Written tasks
1. In the article on Thai Muslims fleeing the troubled south, how much does a ticket for the boat ride across the river to Malaysia cost?
2. Carry on the article about Thai Muslims fleeing the troubled south from the point where it stops.

Extract
++++++++
Thai Muslims flee troubled areas in search of security



By Chawadee Nualkhair


SUNGAI KOLOK (Thailand): Along with the ubiquitous cans of soda and packets of pot noodles, the mom-and-pop stores of violence-plagued southern Thailand are selling tickets to a new life.

For 5 baht ($0.12), the stubs of paper buy a 30-second boat ride across a narrow river to Malaysia — the land of opportunity for young Muslims wanting to escape 21 months of unrest in Thailand’s three southernmost provinces.

As the death toll climbs above 900 and the local economy collapses, young Muslims see little point in staying behind to get caught up in an increasingly dirty guerilla conflict between separatist militants and more than 30,000 soldiers and police. “People here worry about three things. Where will the authorities arrest me? When should I leave? How will I die?” said Abdulrahman Abdulsahad, president of the Islamic Council of Narathiwat province, 1,200 km south of Bangkok.

The fear is taking its toll on youngsters in Narathiwat and the neighbouring provinces of Yala and Pattani, once an independent sultanate where Muslims now say they feel like second-class citizens.

“I am definitely going to move,” said Sobri, a 22-year-old Muslim university student in Pattani who wants to further his studies in Malaysia. “If you don’t agree with the government, you are their enemy.”

The mainly Buddhist administration in Bangkok has poured troops into the region, where 80 per cent of the 1.8 million population are Muslim, ethnic Malay and non-Thai speaking, but has failed to halt the daily bombings and shootings.

The presence of so many Buddhist troops is also fuelling local Muslim resentment, leading to fears they are actually exacerbating the situation, rather than calming it.

“It’s like the government has two kids: one who is good in school and one who has been naughty,” said Fakhruddin Boto, a Muslim senator in Narathiwat.

“If you constantly reprimand the naughty boy, tell him he is worthless, what will that naughty boy turn out to be when he grows up?”

For many Muslims, the rules to staying alive are simple but stifling — do not eat at a restaurant or tea shop frequented by the police or soldiers; be wary of venturing out at night after evening prayers; arrange weddings and funerals for daylight hours.

For some, however, such precautions are not enough.

Last month, a group of 131 Muslims, half of them women and children, sparked a diplomatic row with Kuala Lumpur when they fled to northern Malaysia seeking refuge from persecution by Thai security forces.

Bangkok denies its army or police would ever intimidate Muslims, but such a large exodus exposed the reality that some southern Muslims feel scared enough to seek political asylum.

No one knows how many others have slipped quietly over the notoriously porous border to a new life in Malaysia, but the problem appears widespread.
++++++++
Supplied material
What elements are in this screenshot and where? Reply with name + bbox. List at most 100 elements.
++++++++
Results for the exercise
1. 5 baht ($0.12).

2.
“Many of my students are leaving,” said Abdulrahman, the Narathiwat religious leader.

Sobri, an economics major who used to live in Bangkok, play in a rock band and drink alcohol, felt his world turning upside down the day he visited the grieving relatives of dozens of Muslims who died in army custody last year.

It was one of the bloodiest incidents in the conflict. Security forces fired on Muslim protesters, killing seven people and detaining hundreds more, stacking them like logs in the back of army trucks for the long journey to an army base. During the trip, 78 Muslims died of suffocation.

Since then, Sobri has cut his hair and is singing a new tune.

“If I didn’t have my education, my schooling to fall back on, yes, absolutely, I would pick up a gun and fight,” he said during a night out with friends at a tea shop on the outskirts of Pattani, a provincial capital.

“If they’re pointing a gun at me and threatening to shoot, do you think I should give them flowers? That’s crazy.”

Like many of his peers, Sobri, who would not give his full name for fear of persecution by police, says leaving is the only option in a society that is slowly but surely falling apart.

“The rift is not between Buddhists and Muslims,” said 27-year-old Amin, who helps run a youth development programme in Pattani. “It’s more of a lack of trust between authorities and the people who live here.”

Patchiya Pimanman, who runs an Islamic school in Narathiwat, is more blunt: “Do you want to stop the unrest? Get rid of the soldiers.”

Others, however, are determined to stay. Fah, a 21-year-old Muslim university student, wants to become a civil servant.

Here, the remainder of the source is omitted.